EXERCISE GOAL
Please transcribe the data that follows without the pictures, keeping every word the same.

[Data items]
'''

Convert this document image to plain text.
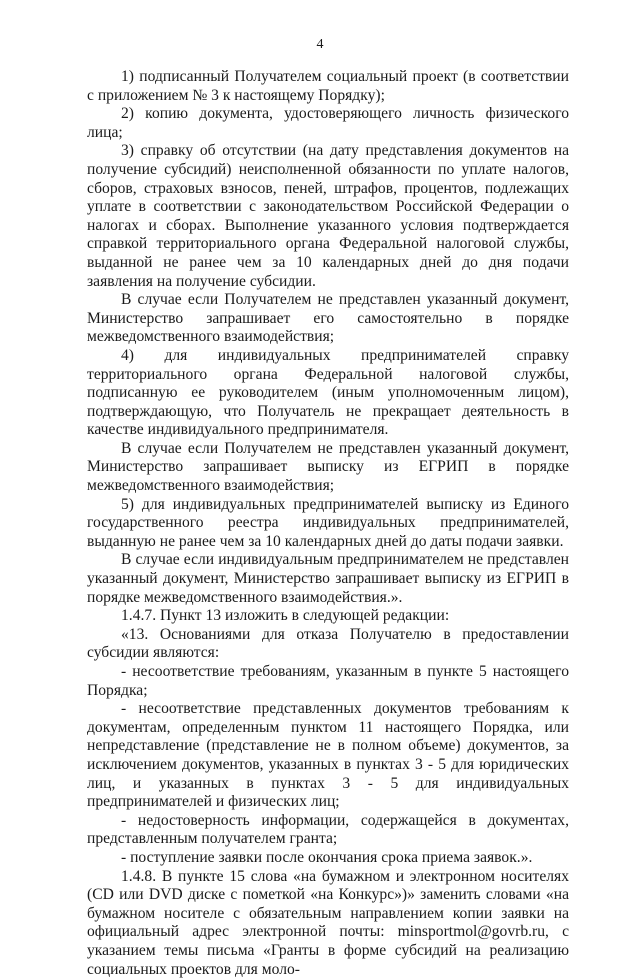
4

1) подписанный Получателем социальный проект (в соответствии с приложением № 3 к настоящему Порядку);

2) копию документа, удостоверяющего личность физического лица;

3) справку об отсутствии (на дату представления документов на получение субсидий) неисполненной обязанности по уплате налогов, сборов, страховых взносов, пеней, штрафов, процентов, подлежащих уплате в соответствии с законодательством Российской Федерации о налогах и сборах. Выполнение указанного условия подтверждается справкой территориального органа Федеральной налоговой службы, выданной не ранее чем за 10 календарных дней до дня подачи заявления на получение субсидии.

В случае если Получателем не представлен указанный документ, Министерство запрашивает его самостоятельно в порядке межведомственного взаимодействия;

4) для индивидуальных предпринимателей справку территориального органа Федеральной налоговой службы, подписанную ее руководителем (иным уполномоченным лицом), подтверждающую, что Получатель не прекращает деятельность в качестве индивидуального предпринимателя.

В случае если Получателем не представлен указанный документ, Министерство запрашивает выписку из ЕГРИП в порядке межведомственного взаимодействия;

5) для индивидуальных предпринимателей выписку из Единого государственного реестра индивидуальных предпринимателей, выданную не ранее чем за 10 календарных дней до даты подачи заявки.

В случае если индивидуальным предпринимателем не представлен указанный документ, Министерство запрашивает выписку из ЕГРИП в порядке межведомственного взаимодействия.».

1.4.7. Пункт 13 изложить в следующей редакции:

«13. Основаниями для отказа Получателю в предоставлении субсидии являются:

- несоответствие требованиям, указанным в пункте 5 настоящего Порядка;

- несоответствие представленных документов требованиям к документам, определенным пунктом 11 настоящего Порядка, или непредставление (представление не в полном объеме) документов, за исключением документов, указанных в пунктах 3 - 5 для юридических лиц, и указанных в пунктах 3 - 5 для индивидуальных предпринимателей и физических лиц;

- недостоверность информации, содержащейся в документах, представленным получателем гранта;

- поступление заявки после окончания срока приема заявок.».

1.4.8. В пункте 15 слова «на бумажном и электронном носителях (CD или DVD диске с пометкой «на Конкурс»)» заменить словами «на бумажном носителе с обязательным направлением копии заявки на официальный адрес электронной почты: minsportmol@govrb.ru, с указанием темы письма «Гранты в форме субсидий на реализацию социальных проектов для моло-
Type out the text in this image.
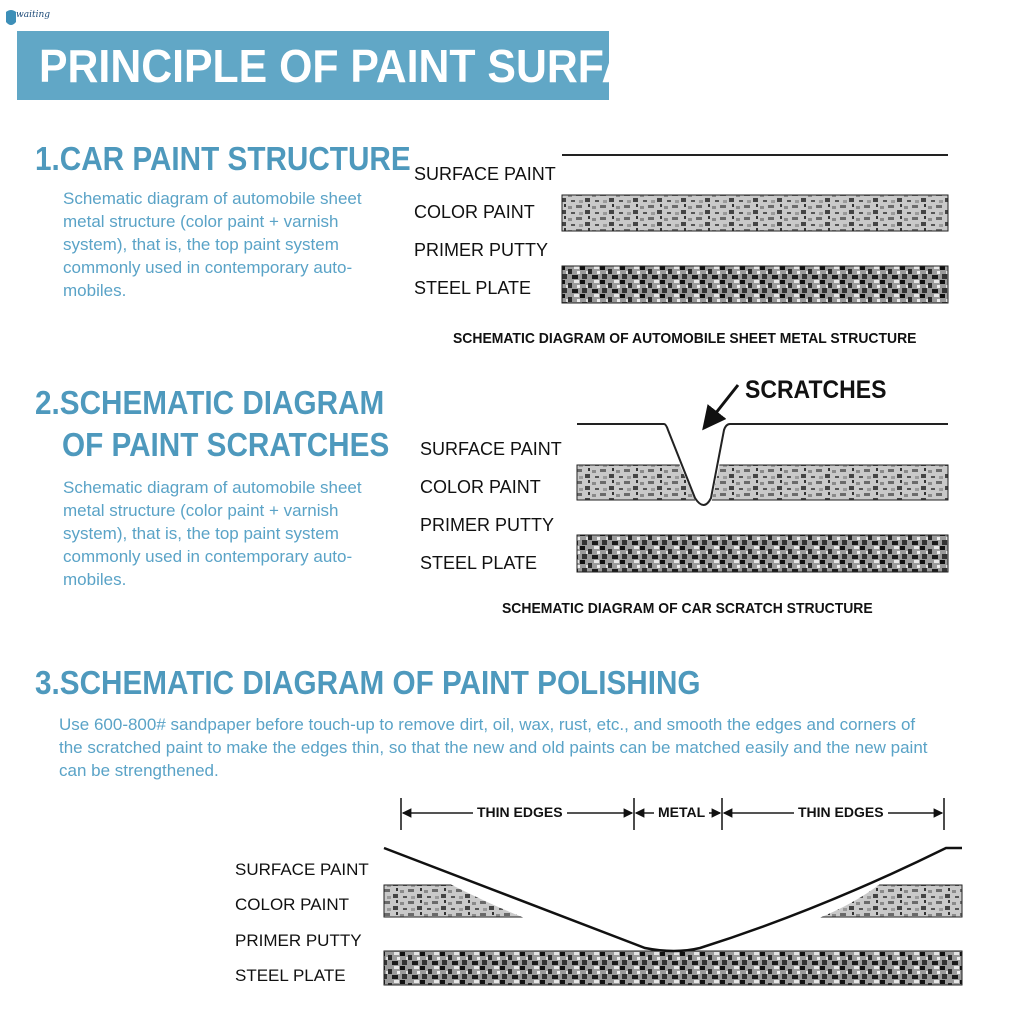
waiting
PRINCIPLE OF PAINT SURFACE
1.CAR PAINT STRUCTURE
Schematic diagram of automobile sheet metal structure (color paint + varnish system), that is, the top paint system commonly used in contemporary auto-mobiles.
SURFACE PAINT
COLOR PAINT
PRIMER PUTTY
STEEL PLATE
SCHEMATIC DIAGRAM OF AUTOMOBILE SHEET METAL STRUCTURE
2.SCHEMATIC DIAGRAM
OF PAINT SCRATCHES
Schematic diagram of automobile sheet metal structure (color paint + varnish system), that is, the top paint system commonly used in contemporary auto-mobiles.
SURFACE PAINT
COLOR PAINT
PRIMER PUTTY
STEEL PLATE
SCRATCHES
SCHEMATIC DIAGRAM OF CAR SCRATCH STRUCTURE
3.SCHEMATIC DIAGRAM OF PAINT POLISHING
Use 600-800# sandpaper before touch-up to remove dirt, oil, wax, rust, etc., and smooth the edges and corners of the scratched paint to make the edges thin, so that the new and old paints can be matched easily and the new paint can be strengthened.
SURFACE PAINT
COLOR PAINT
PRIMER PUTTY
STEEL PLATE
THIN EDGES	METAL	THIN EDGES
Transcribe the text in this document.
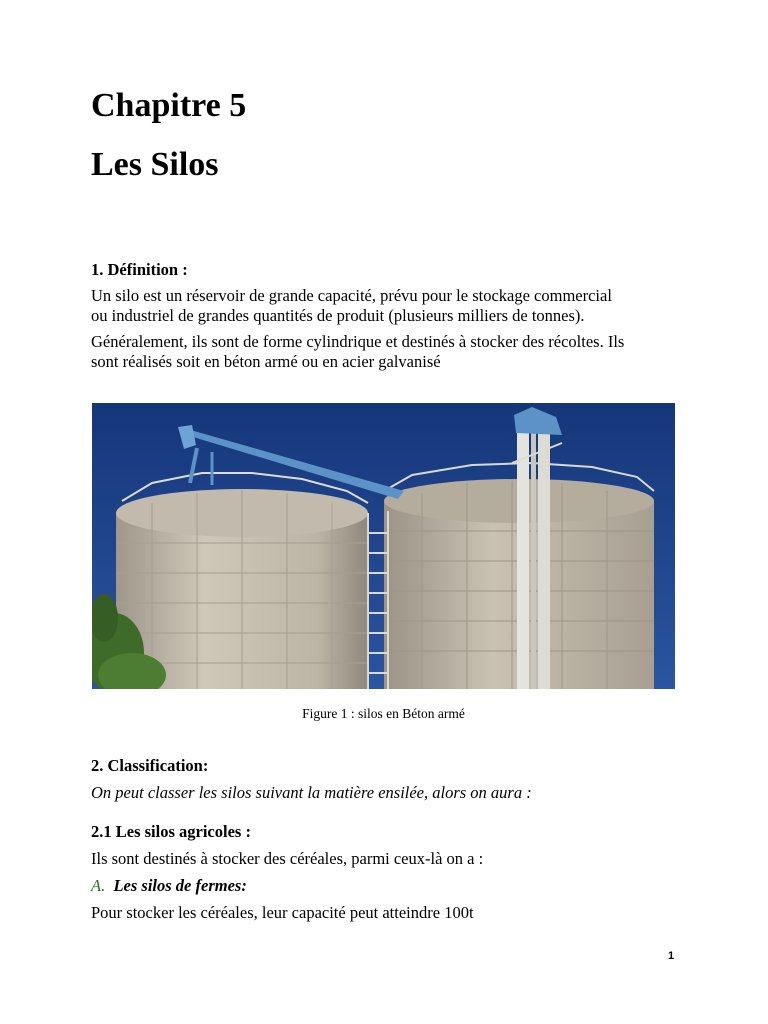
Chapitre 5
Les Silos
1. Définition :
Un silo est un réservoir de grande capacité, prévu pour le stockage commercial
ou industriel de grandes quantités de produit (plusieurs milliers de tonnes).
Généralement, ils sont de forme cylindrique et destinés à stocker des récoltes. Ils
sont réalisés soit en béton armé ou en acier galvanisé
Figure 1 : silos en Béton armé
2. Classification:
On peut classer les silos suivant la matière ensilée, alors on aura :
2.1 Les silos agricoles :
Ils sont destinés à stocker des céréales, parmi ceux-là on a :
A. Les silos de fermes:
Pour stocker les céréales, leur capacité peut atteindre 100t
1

'''

RESPONSE TO THIS TASK
Convert this document image to plain text.
4

1) подписанный Получателем социальный проект (в соответствии с приложением № 3 к настоящему Порядку);

2) копию документа, удостоверяющего личность физического лица;

3) справку об отсутствии (на дату представления документов на получение субсидий) неисполненной обязанности по уплате налогов, сборов, страховых взносов, пеней, штрафов, процентов, подлежащих уплате в соответствии с законодательством Российской Федерации о налогах и сборах. Выполнение указанного условия подтверждается справкой территориального органа Федеральной налоговой службы, выданной не ранее чем за 10 календарных дней до дня подачи заявления на получение субсидии.

В случае если Получателем не представлен указанный документ, Министерство запрашивает его самостоятельно в порядке межведомственного взаимодействия;

4) для индивидуальных предпринимателей справку территориального органа Федеральной налоговой службы, подписанную ее руководителем (иным уполномоченным лицом), подтверждающую, что Получатель не прекращает деятельность в качестве индивидуального предпринимателя.

В случае если Получателем не представлен указанный документ, Министерство запрашивает выписку из ЕГРИП в порядке межведомственного взаимодействия;

5) для индивидуальных предпринимателей выписку из Единого государственного реестра индивидуальных предпринимателей, выданную не ранее чем за 10 календарных дней до даты подачи заявки.

В случае если индивидуальным предпринимателем не представлен указанный документ, Министерство запрашивает выписку из ЕГРИП в порядке межведомственного взаимодействия.».

1.4.7. Пункт 13 изложить в следующей редакции:

«13. Основаниями для отказа Получателю в предоставлении субсидии являются:

- несоответствие требованиям, указанным в пункте 5 настоящего Порядка;

- несоответствие представленных документов требованиям к документам, определенным пунктом 11 настоящего Порядка, или непредставление (представление не в полном объеме) документов, за исключением документов, указанных в пунктах 3 - 5 для юридических лиц, и указанных в пунктах 3 - 5 для индивидуальных предпринимателей и физических лиц;

- недостоверность информации, содержащейся в документах, представленным получателем гранта;

- поступление заявки после окончания срока приема заявок.».

1.4.8. В пункте 15 слова «на бумажном и электронном носителях (CD или DVD диске с пометкой «на Конкурс»)» заменить словами «на бумажном носителе с обязательным направлением копии заявки на официальный адрес электронной почты: minsportmol@govrb.ru, с указанием темы письма «Гранты в форме субсидий на реализацию социальных проектов для моло-
Type out the text in this image.
waiting
PRINCIPLE OF PAINT SURFACE
1.CAR PAINT STRUCTURE
Schematic diagram of automobile sheet metal structure (color paint + varnish system), that is, the top paint system commonly used in contemporary auto-mobiles.
SURFACE PAINT
COLOR PAINT
PRIMER PUTTY
STEEL PLATE
SCHEMATIC DIAGRAM OF AUTOMOBILE SHEET METAL STRUCTURE
2.SCHEMATIC DIAGRAM
OF PAINT SCRATCHES
Schematic diagram of automobile sheet metal structure (color paint + varnish system), that is, the top paint system commonly used in contemporary auto-mobiles.
SURFACE PAINT
COLOR PAINT
PRIMER PUTTY
STEEL PLATE
SCRATCHES
SCHEMATIC DIAGRAM OF CAR SCRATCH STRUCTURE
3.SCHEMATIC DIAGRAM OF PAINT POLISHING
Use 600-800# sandpaper before touch-up to remove dirt, oil, wax, rust, etc., and smooth the edges and corners of the scratched paint to make the edges thin, so that the new and old paints can be matched easily and the new paint can be strengthened.
SURFACE PAINT
COLOR PAINT
PRIMER PUTTY
STEEL PLATE
THIN EDGES	METAL	THIN EDGES
Transcribe the text in this document.
Chapitre 5
Les Silos
1. Définition :
Un silo est un réservoir de grande capacité, prévu pour le stockage commercial
ou industriel de grandes quantités de produit (plusieurs milliers de tonnes).
Généralement, ils sont de forme cylindrique et destinés à stocker des récoltes. Ils
sont réalisés soit en béton armé ou en acier galvanisé
Figure 1 : silos en Béton armé
2. Classification:
On peut classer les silos suivant la matière ensilée, alors on aura :
2.1 Les silos agricoles :
Ils sont destinés à stocker des céréales, parmi ceux-là on a :
A. Les silos de fermes:
Pour stocker les céréales, leur capacité peut atteindre 100t
1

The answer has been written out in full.